## Your objective
Using the data below, gather each line that includes the word "实现信息互联一体化".

## Saved data entries
----
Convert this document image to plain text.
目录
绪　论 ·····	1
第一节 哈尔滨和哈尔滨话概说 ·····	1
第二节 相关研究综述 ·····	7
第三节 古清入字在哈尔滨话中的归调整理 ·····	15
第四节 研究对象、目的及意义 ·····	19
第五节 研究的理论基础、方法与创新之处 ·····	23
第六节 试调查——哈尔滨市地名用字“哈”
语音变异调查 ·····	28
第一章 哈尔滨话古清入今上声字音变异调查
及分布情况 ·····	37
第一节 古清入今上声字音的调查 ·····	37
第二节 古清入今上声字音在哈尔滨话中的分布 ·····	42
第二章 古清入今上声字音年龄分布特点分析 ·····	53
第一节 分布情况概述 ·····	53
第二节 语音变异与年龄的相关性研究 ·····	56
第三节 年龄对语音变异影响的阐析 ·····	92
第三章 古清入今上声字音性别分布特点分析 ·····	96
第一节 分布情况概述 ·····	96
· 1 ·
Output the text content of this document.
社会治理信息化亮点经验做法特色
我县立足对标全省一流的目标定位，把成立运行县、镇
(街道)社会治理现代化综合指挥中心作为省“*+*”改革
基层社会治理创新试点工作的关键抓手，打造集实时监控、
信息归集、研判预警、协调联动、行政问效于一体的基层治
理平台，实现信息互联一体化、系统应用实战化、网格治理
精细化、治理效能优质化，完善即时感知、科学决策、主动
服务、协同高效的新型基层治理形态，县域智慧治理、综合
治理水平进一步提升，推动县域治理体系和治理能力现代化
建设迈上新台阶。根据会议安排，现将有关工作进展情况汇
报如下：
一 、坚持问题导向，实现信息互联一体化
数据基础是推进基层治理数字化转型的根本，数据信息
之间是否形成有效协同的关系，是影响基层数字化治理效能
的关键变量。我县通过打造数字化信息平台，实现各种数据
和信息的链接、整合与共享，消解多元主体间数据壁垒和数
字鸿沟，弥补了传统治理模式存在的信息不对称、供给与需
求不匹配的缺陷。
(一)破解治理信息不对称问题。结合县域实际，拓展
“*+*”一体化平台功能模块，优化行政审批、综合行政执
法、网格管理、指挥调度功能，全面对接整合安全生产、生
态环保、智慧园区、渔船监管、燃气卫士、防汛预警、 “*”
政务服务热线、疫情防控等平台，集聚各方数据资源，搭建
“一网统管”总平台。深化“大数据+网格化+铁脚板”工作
----
## Response
理平台，实现信息互联一体化、系统应用实战化、网格治理
一 、坚持问题导向，实现信息互联一体化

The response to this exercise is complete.